[Entries taken from a collection]
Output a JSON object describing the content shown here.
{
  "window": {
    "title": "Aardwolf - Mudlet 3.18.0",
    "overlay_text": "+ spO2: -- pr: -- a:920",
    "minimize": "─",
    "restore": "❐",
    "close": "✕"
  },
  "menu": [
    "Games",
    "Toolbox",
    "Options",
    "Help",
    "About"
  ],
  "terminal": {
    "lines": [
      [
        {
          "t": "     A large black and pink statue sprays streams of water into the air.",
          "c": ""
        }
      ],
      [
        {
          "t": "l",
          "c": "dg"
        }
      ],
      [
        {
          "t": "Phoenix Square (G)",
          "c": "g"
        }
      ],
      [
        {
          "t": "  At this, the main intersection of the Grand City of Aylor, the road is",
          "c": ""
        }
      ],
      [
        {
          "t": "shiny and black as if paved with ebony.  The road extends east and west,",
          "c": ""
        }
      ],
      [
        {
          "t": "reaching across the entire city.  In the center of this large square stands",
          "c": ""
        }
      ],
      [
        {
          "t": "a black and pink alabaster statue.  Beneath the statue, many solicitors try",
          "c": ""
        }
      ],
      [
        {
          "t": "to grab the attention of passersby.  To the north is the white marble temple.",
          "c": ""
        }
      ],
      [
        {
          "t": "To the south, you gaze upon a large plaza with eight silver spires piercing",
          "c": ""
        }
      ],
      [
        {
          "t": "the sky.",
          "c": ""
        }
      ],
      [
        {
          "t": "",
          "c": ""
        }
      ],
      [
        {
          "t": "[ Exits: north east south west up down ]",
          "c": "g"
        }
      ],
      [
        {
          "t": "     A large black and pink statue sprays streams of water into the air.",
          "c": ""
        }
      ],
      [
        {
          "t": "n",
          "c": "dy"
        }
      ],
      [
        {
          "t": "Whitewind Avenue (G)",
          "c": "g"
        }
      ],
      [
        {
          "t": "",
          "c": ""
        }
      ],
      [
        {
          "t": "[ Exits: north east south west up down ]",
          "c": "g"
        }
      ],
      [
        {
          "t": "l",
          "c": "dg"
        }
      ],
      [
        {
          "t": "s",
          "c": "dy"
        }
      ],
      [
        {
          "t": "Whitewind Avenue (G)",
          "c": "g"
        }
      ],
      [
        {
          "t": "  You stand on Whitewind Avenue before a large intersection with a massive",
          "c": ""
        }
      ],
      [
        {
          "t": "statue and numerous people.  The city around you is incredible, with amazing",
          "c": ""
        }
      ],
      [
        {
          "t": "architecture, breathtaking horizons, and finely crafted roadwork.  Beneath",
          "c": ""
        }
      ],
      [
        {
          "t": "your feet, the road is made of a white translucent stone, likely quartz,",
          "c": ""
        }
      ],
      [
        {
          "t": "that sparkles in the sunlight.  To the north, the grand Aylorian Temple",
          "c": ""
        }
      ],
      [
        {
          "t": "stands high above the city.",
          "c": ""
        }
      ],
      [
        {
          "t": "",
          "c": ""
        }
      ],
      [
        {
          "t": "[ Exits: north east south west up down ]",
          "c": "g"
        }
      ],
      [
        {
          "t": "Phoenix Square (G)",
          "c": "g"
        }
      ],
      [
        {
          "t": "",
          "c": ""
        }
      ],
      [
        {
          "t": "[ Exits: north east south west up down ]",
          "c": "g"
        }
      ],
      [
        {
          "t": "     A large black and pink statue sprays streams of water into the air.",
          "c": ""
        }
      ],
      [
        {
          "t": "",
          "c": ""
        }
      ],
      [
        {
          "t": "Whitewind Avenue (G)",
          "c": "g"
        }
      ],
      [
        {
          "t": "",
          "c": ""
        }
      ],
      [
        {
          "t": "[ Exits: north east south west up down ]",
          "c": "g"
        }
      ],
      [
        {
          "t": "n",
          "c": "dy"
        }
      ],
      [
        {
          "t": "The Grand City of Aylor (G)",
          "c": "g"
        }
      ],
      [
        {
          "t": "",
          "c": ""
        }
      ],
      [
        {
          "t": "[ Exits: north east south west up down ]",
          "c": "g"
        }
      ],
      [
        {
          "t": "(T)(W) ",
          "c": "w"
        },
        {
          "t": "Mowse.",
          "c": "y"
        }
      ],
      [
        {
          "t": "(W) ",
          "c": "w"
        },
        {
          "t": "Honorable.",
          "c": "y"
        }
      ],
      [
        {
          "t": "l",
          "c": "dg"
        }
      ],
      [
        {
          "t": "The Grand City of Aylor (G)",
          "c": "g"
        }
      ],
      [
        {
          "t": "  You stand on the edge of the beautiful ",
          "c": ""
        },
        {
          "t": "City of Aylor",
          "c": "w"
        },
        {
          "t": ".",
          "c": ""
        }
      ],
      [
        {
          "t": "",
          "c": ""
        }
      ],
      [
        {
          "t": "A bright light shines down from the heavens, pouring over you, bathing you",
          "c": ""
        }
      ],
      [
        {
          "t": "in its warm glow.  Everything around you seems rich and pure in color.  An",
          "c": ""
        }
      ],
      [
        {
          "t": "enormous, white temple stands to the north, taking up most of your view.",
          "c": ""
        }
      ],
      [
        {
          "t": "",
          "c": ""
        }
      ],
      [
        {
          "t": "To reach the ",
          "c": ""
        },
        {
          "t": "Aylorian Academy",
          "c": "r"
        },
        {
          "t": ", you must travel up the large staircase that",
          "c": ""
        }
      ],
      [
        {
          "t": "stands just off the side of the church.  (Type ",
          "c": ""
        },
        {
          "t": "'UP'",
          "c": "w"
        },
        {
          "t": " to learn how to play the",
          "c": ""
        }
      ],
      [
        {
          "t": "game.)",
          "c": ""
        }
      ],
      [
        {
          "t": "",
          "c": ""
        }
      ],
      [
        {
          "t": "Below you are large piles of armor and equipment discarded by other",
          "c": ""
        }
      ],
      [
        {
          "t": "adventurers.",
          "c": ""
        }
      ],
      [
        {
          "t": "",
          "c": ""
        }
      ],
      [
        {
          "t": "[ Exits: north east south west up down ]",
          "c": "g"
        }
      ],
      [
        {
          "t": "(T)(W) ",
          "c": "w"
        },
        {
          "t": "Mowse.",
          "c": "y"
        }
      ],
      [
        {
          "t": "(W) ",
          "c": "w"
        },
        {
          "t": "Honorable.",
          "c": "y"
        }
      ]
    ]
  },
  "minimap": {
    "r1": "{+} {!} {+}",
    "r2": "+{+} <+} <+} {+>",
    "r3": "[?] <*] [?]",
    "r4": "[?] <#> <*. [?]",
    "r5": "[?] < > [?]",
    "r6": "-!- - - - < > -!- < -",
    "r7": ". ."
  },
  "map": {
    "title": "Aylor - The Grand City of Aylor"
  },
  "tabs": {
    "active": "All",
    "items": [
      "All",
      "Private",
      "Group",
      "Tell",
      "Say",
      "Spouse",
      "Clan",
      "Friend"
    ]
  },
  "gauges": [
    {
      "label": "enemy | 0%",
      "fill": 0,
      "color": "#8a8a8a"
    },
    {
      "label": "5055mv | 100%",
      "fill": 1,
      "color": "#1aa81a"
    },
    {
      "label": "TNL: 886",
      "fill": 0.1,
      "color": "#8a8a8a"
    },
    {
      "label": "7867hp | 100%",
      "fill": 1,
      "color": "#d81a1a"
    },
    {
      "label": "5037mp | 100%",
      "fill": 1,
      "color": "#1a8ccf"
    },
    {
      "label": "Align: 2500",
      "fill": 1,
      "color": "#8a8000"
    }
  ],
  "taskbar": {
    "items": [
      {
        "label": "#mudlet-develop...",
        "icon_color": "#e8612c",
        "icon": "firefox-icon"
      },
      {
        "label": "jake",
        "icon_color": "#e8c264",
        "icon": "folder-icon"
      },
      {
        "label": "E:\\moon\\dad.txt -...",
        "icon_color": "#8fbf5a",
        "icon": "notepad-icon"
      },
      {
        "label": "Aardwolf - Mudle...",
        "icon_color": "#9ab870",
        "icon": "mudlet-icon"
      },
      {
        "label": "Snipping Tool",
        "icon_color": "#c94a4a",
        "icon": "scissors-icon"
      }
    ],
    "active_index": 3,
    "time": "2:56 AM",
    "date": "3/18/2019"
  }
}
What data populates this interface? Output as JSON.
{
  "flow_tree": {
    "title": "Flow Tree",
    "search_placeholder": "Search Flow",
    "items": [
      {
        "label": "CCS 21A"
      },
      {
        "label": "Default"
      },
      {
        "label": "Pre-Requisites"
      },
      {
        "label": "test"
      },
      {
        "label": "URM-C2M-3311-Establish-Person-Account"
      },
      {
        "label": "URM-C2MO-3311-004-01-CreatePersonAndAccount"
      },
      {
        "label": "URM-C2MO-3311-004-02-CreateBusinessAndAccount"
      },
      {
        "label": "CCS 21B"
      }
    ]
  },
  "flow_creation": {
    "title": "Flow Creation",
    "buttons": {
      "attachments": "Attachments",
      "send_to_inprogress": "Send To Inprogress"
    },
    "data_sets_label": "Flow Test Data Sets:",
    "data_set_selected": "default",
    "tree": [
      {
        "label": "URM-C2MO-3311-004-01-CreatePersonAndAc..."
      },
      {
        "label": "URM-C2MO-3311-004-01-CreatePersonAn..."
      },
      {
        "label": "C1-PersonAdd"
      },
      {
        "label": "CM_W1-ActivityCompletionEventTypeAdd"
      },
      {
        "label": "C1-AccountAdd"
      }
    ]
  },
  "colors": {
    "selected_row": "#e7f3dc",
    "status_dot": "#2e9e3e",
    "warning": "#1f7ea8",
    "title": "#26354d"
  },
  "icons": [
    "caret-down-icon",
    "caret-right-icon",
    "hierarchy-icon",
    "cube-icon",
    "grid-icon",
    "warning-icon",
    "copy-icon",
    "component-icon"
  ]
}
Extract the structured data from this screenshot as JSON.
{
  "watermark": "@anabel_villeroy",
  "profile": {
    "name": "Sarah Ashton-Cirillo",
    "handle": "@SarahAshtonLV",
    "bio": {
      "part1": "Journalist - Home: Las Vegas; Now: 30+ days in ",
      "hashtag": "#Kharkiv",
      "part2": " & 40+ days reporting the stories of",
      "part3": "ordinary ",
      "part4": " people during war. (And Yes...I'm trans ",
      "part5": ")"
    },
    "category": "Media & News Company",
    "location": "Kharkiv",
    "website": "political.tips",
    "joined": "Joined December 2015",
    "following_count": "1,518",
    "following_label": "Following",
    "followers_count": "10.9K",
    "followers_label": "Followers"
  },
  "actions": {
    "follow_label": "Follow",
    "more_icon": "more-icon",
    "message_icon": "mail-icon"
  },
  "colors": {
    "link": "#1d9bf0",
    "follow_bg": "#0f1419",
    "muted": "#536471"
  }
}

WHAT THIS TASK INVOLVES: Report back each line of the entries that holds the string "your".

THE RESPONSE:
          "t": "your feet, the road is made of a white translucent stone, likely quartz,",
          "t": "enormous, white temple stands to the north, taking up most of your view.",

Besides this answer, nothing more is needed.